[Begin Records to process]

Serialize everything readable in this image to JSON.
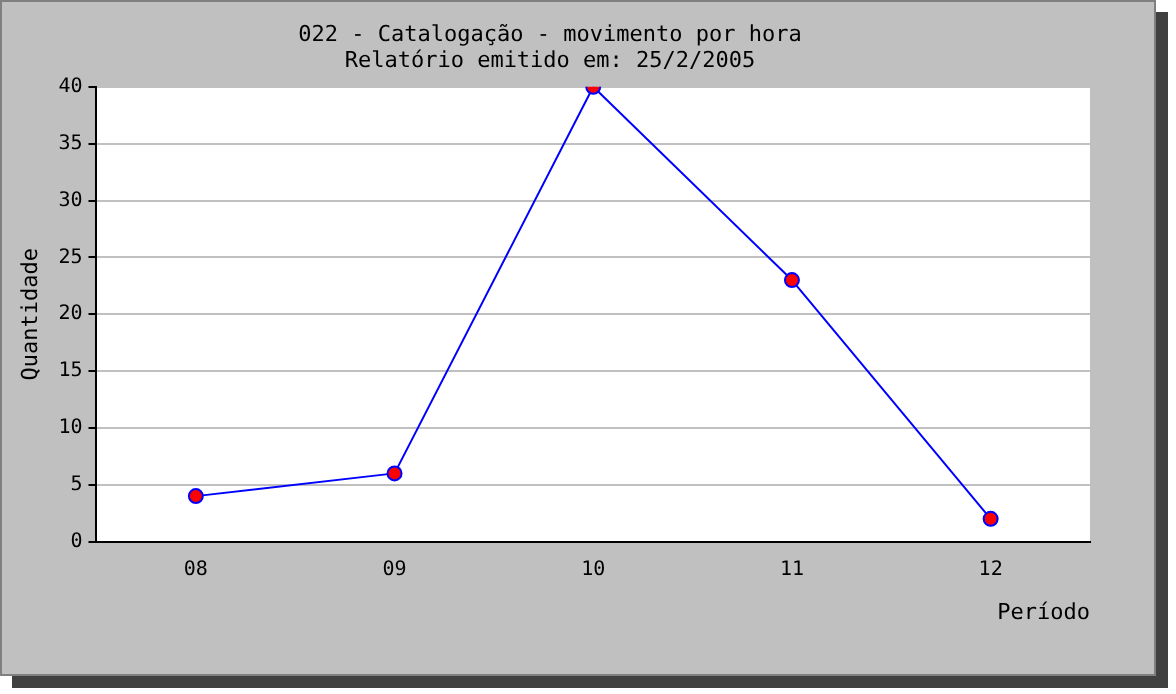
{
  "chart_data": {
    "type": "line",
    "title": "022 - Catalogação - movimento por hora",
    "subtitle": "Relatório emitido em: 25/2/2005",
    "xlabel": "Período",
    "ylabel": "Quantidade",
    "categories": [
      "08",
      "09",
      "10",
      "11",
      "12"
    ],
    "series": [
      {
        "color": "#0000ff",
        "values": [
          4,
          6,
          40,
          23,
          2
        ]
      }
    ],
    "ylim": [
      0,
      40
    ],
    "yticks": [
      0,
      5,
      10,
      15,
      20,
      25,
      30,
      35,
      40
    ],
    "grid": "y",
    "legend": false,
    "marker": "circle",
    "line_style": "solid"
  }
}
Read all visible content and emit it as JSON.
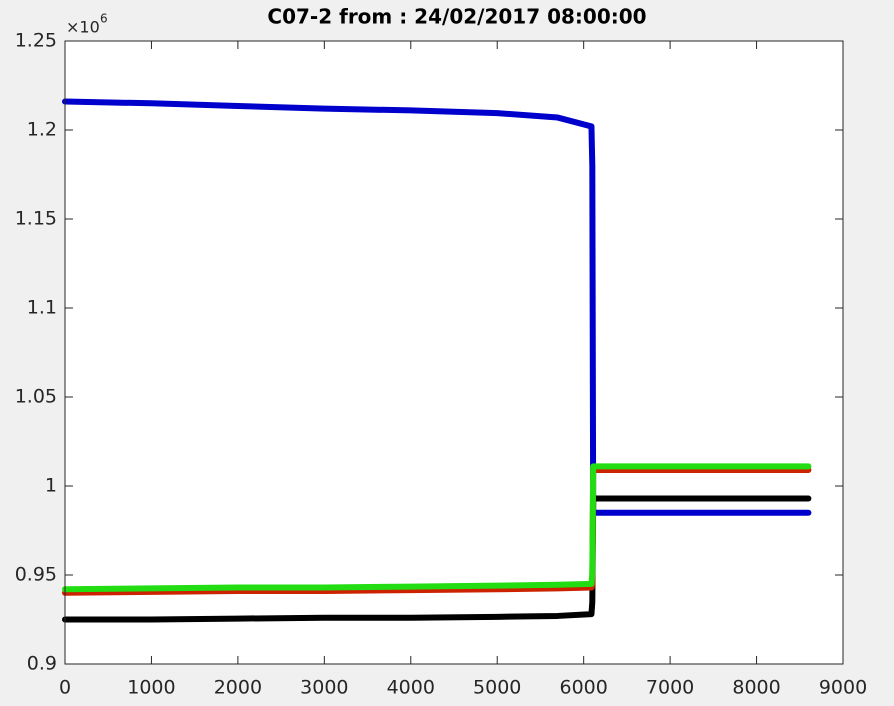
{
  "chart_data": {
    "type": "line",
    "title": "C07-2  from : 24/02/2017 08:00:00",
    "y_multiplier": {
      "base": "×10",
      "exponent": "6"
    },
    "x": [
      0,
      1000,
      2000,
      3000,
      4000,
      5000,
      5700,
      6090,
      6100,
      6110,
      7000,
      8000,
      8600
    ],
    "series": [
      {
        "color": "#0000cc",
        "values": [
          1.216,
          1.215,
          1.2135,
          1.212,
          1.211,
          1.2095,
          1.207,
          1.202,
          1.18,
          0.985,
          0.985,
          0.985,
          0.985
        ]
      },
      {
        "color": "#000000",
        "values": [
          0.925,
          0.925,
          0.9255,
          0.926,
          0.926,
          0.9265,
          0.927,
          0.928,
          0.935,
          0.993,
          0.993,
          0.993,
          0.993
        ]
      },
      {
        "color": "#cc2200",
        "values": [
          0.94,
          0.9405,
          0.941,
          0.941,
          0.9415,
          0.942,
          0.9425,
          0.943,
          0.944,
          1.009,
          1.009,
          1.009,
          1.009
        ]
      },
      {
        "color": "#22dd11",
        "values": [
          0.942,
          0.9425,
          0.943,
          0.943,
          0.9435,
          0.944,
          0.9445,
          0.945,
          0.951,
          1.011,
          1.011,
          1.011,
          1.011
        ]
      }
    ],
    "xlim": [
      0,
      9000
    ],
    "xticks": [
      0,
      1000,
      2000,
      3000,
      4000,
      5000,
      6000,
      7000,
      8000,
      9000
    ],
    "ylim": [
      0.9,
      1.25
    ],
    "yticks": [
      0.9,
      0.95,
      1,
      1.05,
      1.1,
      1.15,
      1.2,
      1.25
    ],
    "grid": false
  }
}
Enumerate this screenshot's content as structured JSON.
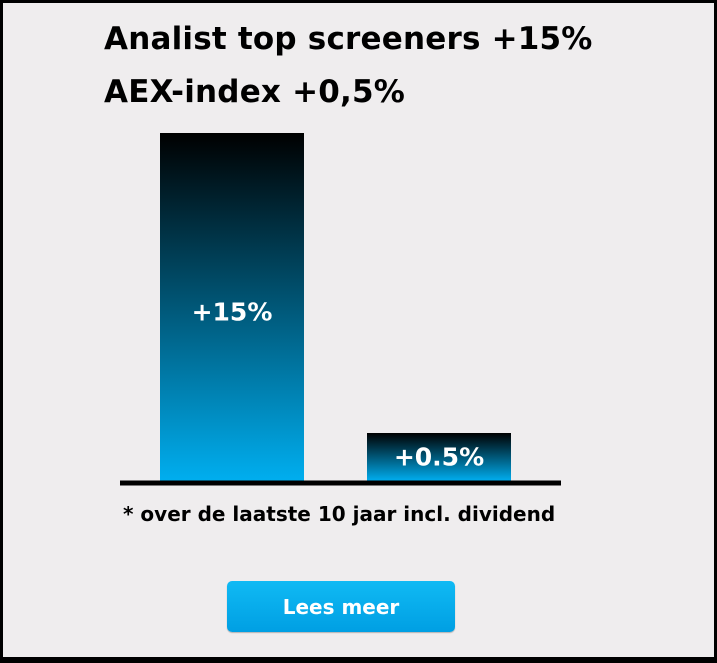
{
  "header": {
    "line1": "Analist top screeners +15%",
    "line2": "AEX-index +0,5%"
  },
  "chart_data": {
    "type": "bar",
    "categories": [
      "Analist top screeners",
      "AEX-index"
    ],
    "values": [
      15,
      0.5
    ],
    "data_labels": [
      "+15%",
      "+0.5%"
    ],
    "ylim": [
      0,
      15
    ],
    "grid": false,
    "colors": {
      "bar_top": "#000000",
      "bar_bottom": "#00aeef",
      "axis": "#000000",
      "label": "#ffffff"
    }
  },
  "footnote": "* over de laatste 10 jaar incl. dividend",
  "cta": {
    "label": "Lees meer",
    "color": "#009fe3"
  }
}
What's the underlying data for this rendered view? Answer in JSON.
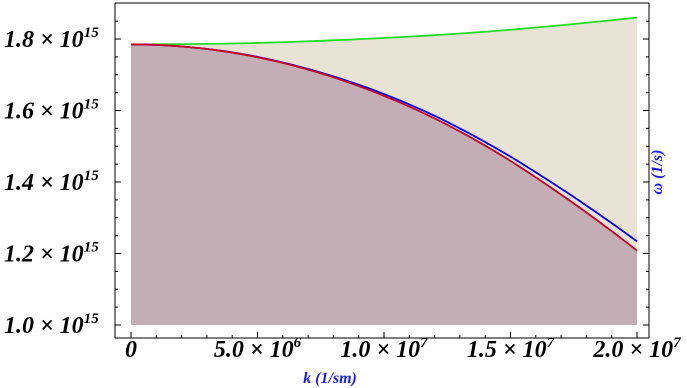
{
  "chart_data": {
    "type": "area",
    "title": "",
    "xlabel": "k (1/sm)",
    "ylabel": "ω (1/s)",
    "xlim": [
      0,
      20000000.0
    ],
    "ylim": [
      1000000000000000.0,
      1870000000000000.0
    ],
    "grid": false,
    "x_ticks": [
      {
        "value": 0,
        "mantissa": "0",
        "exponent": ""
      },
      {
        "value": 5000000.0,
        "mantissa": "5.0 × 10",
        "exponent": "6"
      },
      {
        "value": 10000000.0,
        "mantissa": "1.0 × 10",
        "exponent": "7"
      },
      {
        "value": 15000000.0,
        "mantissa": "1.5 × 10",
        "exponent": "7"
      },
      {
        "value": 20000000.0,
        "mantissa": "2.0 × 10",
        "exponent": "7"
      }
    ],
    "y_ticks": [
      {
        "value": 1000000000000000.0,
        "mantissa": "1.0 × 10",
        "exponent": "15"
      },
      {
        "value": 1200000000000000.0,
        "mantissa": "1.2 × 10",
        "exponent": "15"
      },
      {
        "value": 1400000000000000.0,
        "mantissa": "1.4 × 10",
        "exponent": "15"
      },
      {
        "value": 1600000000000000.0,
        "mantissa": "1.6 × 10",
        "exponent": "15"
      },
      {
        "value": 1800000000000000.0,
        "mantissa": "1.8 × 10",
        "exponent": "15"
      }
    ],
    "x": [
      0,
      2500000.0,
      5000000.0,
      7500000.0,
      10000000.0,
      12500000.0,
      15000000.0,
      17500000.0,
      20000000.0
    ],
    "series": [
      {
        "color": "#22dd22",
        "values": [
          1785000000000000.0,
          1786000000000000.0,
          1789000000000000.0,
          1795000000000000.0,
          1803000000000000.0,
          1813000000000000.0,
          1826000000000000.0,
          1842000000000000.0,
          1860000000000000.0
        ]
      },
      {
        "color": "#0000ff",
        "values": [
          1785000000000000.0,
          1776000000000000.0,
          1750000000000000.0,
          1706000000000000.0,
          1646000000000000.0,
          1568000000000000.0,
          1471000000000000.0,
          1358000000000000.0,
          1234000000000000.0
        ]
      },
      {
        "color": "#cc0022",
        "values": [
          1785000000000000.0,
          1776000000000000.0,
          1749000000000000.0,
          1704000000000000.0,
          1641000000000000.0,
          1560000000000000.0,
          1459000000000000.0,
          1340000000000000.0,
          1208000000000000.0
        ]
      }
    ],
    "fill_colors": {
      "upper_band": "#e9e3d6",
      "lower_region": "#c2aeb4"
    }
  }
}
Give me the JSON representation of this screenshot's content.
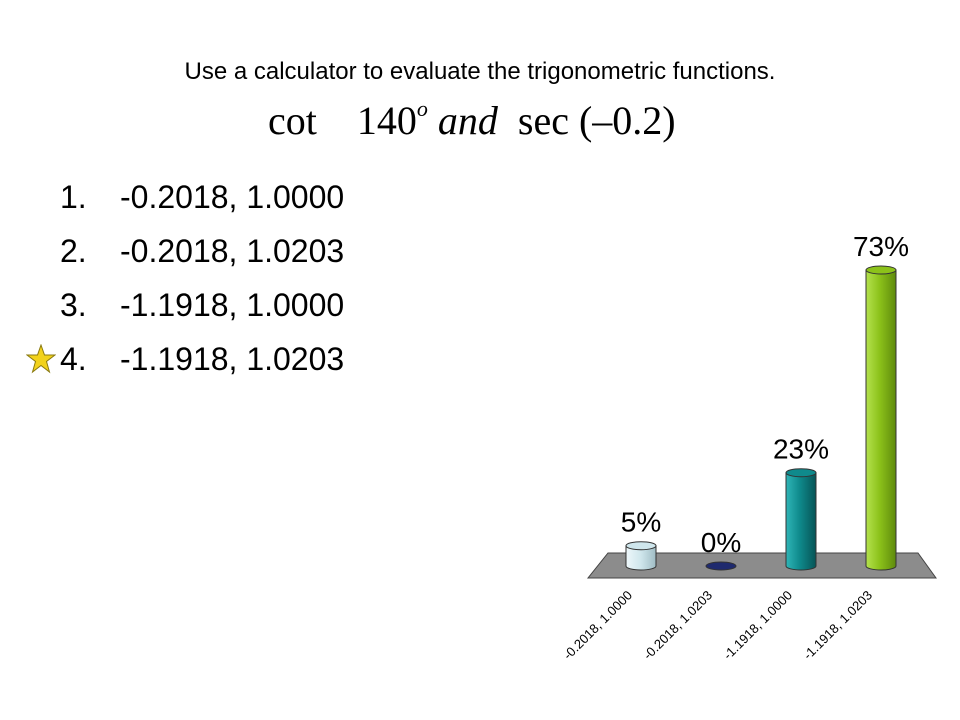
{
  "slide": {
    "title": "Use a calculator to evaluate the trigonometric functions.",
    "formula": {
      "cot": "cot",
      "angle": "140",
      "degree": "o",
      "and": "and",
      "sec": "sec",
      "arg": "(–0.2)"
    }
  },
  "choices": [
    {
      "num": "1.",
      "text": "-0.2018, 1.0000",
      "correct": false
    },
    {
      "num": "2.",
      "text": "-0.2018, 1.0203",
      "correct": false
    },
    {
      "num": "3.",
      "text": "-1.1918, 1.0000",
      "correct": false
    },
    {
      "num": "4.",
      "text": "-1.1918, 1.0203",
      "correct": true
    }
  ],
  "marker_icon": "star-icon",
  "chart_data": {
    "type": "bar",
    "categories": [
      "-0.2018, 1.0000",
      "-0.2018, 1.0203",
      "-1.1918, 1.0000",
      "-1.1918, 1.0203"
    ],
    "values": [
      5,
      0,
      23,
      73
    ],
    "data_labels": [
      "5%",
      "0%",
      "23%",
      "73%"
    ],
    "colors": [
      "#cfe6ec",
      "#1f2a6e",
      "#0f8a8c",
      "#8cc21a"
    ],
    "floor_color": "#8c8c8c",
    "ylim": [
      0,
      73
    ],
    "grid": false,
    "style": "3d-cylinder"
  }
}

[End Records to process]

» What you need to do: Return, from the data, each line that has the word "screenshot" in it.

» Solved exercise:
Enumerate this screenshot's content as structured JSON.
Give me the JSON representation of this screenshot's content.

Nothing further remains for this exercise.